▶ Directions
Extract each line holding the word "your" from the entries.

▶ Stored entries
━━━━━━━━
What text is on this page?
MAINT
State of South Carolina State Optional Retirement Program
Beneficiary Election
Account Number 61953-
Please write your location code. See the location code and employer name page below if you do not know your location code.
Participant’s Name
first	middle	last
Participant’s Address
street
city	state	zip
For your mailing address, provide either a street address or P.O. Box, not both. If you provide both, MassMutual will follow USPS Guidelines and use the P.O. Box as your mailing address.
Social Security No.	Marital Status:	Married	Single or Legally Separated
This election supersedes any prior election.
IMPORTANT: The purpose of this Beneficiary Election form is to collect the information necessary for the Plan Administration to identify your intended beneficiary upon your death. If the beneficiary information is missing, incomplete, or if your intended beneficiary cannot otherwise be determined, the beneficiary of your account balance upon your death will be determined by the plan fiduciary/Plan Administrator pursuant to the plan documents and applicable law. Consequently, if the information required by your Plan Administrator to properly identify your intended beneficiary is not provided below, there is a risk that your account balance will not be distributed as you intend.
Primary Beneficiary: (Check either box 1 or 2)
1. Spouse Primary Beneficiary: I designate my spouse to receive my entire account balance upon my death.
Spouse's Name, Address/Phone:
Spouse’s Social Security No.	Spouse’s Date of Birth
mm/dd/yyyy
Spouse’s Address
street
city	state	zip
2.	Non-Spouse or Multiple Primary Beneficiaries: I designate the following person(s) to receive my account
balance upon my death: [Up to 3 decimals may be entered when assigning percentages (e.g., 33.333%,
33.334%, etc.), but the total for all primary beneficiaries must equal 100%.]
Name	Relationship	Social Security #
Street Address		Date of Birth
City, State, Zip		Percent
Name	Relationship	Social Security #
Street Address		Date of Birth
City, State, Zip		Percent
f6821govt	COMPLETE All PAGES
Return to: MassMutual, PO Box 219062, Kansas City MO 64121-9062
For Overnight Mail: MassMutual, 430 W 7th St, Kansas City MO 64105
━━━━━━━━
▶ Output below
Please write your location code. See the location code and employer name page below if you do not know your location code.
For your mailing address, provide either a street address or P.O. Box, not both. If you provide both, MassMutual will follow USPS Guidelines and use the P.O. Box as your mailing address.
IMPORTANT: The purpose of this Beneficiary Election form is to collect the information necessary for the Plan Administration to identify your intended beneficiary upon your death. If the beneficiary information is missing, incomplete, or if your intended beneficiary cannot otherwise be determined, the beneficiary of your account balance upon your death will be determined by the plan fiduciary/Plan Administrator pursuant to the plan documents and applicable law. Consequently, if the information required by your Plan Administrator to properly identify your intended beneficiary is not provided below, there is a risk that your account balance will not be distributed as you intend.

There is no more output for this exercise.